What is needed |
Give every entry again, word for word and in full.

Material for the task |
+--
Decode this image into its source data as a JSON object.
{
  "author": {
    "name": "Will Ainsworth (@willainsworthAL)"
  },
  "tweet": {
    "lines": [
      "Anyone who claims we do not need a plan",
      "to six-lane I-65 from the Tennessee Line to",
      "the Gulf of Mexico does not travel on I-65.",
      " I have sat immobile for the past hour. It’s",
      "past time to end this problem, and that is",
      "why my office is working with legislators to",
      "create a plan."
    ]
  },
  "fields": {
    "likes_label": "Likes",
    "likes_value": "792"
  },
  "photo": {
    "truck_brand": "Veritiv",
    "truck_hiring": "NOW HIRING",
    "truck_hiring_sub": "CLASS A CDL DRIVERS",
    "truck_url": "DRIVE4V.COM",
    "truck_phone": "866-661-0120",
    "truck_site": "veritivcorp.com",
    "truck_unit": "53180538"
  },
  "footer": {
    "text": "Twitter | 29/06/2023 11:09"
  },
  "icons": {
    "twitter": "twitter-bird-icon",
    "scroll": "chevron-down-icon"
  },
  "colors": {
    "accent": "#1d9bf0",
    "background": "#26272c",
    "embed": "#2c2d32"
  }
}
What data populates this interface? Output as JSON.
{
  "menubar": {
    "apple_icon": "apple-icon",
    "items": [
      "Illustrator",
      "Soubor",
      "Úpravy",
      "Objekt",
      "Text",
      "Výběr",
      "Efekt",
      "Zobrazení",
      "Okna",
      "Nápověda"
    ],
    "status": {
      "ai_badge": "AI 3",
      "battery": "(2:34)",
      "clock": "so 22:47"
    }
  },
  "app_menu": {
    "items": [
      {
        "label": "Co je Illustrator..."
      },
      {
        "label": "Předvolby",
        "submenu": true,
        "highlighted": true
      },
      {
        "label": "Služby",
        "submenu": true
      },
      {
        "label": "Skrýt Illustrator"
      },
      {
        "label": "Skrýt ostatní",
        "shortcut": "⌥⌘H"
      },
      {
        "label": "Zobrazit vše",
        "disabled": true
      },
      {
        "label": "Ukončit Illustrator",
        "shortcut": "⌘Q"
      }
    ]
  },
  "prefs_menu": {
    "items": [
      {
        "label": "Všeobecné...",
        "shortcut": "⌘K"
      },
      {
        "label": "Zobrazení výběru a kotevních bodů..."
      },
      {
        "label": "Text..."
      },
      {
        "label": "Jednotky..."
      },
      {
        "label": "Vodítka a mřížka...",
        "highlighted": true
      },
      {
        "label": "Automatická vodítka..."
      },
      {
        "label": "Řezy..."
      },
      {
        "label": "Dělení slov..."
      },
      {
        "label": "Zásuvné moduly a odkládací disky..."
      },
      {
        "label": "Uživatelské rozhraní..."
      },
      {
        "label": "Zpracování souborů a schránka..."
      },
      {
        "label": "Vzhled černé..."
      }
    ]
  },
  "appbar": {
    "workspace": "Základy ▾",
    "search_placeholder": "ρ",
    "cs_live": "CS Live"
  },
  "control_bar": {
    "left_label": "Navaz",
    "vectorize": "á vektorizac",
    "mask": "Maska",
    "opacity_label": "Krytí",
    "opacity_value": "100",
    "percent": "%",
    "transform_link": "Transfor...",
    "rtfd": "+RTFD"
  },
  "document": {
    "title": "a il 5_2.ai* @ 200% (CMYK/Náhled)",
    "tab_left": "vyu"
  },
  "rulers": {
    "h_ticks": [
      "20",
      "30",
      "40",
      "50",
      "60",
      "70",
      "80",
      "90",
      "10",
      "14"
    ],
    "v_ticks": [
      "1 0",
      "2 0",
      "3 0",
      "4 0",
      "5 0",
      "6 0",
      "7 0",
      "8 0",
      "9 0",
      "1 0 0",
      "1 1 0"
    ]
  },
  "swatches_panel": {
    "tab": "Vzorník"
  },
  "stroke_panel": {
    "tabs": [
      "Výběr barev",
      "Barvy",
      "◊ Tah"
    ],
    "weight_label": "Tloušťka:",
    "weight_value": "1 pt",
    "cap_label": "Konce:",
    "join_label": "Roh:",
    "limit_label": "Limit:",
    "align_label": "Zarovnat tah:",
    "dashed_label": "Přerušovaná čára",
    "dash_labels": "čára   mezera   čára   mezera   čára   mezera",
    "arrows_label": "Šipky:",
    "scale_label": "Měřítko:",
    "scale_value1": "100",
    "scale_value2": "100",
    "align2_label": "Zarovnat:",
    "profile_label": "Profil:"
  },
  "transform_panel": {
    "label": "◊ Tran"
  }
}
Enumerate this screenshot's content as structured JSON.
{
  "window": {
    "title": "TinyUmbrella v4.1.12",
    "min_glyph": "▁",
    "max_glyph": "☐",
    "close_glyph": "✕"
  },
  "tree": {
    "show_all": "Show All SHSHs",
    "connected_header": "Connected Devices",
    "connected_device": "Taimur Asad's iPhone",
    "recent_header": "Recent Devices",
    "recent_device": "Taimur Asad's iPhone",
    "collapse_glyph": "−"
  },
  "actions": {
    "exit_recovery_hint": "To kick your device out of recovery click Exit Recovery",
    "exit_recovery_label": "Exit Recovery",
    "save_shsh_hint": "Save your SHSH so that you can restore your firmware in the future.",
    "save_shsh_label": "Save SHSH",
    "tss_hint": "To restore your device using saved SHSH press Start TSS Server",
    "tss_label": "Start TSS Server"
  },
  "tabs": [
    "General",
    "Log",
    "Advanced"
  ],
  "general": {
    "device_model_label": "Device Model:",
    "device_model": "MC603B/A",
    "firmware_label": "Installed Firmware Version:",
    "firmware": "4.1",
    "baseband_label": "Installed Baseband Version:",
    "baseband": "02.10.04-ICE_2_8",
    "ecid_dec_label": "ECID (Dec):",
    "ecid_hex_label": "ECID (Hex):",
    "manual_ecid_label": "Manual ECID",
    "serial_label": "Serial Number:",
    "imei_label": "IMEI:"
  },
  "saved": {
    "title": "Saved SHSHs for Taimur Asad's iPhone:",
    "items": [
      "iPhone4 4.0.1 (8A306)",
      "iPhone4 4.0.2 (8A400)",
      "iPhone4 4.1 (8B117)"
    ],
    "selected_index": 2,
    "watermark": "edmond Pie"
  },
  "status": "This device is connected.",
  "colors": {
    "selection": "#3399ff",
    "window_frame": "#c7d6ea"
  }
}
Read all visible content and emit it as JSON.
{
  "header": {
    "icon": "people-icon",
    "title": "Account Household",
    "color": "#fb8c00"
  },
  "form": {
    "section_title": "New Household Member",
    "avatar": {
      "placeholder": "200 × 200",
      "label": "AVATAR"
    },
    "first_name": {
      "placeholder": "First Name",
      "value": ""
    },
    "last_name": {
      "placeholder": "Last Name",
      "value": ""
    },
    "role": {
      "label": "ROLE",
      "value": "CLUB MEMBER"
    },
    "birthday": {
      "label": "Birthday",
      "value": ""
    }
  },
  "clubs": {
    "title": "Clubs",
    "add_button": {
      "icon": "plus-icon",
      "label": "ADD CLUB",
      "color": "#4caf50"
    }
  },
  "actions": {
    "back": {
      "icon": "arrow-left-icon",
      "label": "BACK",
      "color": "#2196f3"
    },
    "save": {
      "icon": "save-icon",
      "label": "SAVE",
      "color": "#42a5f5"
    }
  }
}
+--
The output |
Decode this image into its source data as a JSON object.
{
  "author": {
    "name": "Will Ainsworth (@willainsworthAL)"
  },
  "tweet": {
    "lines": [
      "Anyone who claims we do not need a plan",
      "to six-lane I-65 from the Tennessee Line to",
      "the Gulf of Mexico does not travel on I-65.",
      " I have sat immobile for the past hour. It’s",
      "past time to end this problem, and that is",
      "why my office is working with legislators to",
      "create a plan."
    ]
  },
  "fields": {
    "likes_label": "Likes",
    "likes_value": "792"
  },
  "photo": {
    "truck_brand": "Veritiv",
    "truck_hiring": "NOW HIRING",
    "truck_hiring_sub": "CLASS A CDL DRIVERS",
    "truck_url": "DRIVE4V.COM",
    "truck_phone": "866-661-0120",
    "truck_site": "veritivcorp.com",
    "truck_unit": "53180538"
  },
  "footer": {
    "text": "Twitter | 29/06/2023 11:09"
  },
  "icons": {
    "twitter": "twitter-bird-icon",
    "scroll": "chevron-down-icon"
  },
  "colors": {
    "accent": "#1d9bf0",
    "background": "#26272c",
    "embed": "#2c2d32"
  }
}
What data populates this interface? Output as JSON.
{
  "menubar": {
    "apple_icon": "apple-icon",
    "items": [
      "Illustrator",
      "Soubor",
      "Úpravy",
      "Objekt",
      "Text",
      "Výběr",
      "Efekt",
      "Zobrazení",
      "Okna",
      "Nápověda"
    ],
    "status": {
      "ai_badge": "AI 3",
      "battery": "(2:34)",
      "clock": "so 22:47"
    }
  },
  "app_menu": {
    "items": [
      {
        "label": "Co je Illustrator..."
      },
      {
        "label": "Předvolby",
        "submenu": true,
        "highlighted": true
      },
      {
        "label": "Služby",
        "submenu": true
      },
      {
        "label": "Skrýt Illustrator"
      },
      {
        "label": "Skrýt ostatní",
        "shortcut": "⌥⌘H"
      },
      {
        "label": "Zobrazit vše",
        "disabled": true
      },
      {
        "label": "Ukončit Illustrator",
        "shortcut": "⌘Q"
      }
    ]
  },
  "prefs_menu": {
    "items": [
      {
        "label": "Všeobecné...",
        "shortcut": "⌘K"
      },
      {
        "label": "Zobrazení výběru a kotevních bodů..."
      },
      {
        "label": "Text..."
      },
      {
        "label": "Jednotky..."
      },
      {
        "label": "Vodítka a mřížka...",
        "highlighted": true
      },
      {
        "label": "Automatická vodítka..."
      },
      {
        "label": "Řezy..."
      },
      {
        "label": "Dělení slov..."
      },
      {
        "label": "Zásuvné moduly a odkládací disky..."
      },
      {
        "label": "Uživatelské rozhraní..."
      },
      {
        "label": "Zpracování souborů a schránka..."
      },
      {
        "label": "Vzhled černé..."
      }
    ]
  },
  "appbar": {
    "workspace": "Základy ▾",
    "search_placeholder": "ρ",
    "cs_live": "CS Live"
  },
  "control_bar": {
    "left_label": "Navaz",
    "vectorize": "á vektorizac",
    "mask": "Maska",
    "opacity_label": "Krytí",
    "opacity_value": "100",
    "percent": "%",
    "transform_link": "Transfor...",
    "rtfd": "+RTFD"
  },
  "document": {
    "title": "a il 5_2.ai* @ 200% (CMYK/Náhled)",
    "tab_left": "vyu"
  },
  "rulers": {
    "h_ticks": [
      "20",
      "30",
      "40",
      "50",
      "60",
      "70",
      "80",
      "90",
      "10",
      "14"
    ],
    "v_ticks": [
      "1 0",
      "2 0",
      "3 0",
      "4 0",
      "5 0",
      "6 0",
      "7 0",
      "8 0",
      "9 0",
      "1 0 0",
      "1 1 0"
    ]
  },
  "swatches_panel": {
    "tab": "Vzorník"
  },
  "stroke_panel": {
    "tabs": [
      "Výběr barev",
      "Barvy",
      "◊ Tah"
    ],
    "weight_label": "Tloušťka:",
    "weight_value": "1 pt",
    "cap_label": "Konce:",
    "join_label": "Roh:",
    "limit_label": "Limit:",
    "align_label": "Zarovnat tah:",
    "dashed_label": "Přerušovaná čára",
    "dash_labels": "čára   mezera   čára   mezera   čára   mezera",
    "arrows_label": "Šipky:",
    "scale_label": "Měřítko:",
    "scale_value1": "100",
    "scale_value2": "100",
    "align2_label": "Zarovnat:",
    "profile_label": "Profil:"
  },
  "transform_panel": {
    "label": "◊ Tran"
  }
}
Enumerate this screenshot's content as structured JSON.
{
  "window": {
    "title": "TinyUmbrella v4.1.12",
    "min_glyph": "▁",
    "max_glyph": "☐",
    "close_glyph": "✕"
  },
  "tree": {
    "show_all": "Show All SHSHs",
    "connected_header": "Connected Devices",
    "connected_device": "Taimur Asad's iPhone",
    "recent_header": "Recent Devices",
    "recent_device": "Taimur Asad's iPhone",
    "collapse_glyph": "−"
  },
  "actions": {
    "exit_recovery_hint": "To kick your device out of recovery click Exit Recovery",
    "exit_recovery_label": "Exit Recovery",
    "save_shsh_hint": "Save your SHSH so that you can restore your firmware in the future.",
    "save_shsh_label": "Save SHSH",
    "tss_hint": "To restore your device using saved SHSH press Start TSS Server",
    "tss_label": "Start TSS Server"
  },
  "tabs": [
    "General",
    "Log",
    "Advanced"
  ],
  "general": {
    "device_model_label": "Device Model:",
    "device_model": "MC603B/A",
    "firmware_label": "Installed Firmware Version:",
    "firmware": "4.1",
    "baseband_label": "Installed Baseband Version:",
    "baseband": "02.10.04-ICE_2_8",
    "ecid_dec_label": "ECID (Dec):",
    "ecid_hex_label": "ECID (Hex):",
    "manual_ecid_label": "Manual ECID",
    "serial_label": "Serial Number:",
    "imei_label": "IMEI:"
  },
  "saved": {
    "title": "Saved SHSHs for Taimur Asad's iPhone:",
    "items": [
      "iPhone4 4.0.1 (8A306)",
      "iPhone4 4.0.2 (8A400)",
      "iPhone4 4.1 (8B117)"
    ],
    "selected_index": 2,
    "watermark": "edmond Pie"
  },
  "status": "This device is connected.",
  "colors": {
    "selection": "#3399ff",
    "window_frame": "#c7d6ea"
  }
}
Read all visible content and emit it as JSON.
{
  "header": {
    "icon": "people-icon",
    "title": "Account Household",
    "color": "#fb8c00"
  },
  "form": {
    "section_title": "New Household Member",
    "avatar": {
      "placeholder": "200 × 200",
      "label": "AVATAR"
    },
    "first_name": {
      "placeholder": "First Name",
      "value": ""
    },
    "last_name": {
      "placeholder": "Last Name",
      "value": ""
    },
    "role": {
      "label": "ROLE",
      "value": "CLUB MEMBER"
    },
    "birthday": {
      "label": "Birthday",
      "value": ""
    }
  },
  "clubs": {
    "title": "Clubs",
    "add_button": {
      "icon": "plus-icon",
      "label": "ADD CLUB",
      "color": "#4caf50"
    }
  },
  "actions": {
    "back": {
      "icon": "arrow-left-icon",
      "label": "BACK",
      "color": "#2196f3"
    },
    "save": {
      "icon": "save-icon",
      "label": "SAVE",
      "color": "#42a5f5"
    }
  }
}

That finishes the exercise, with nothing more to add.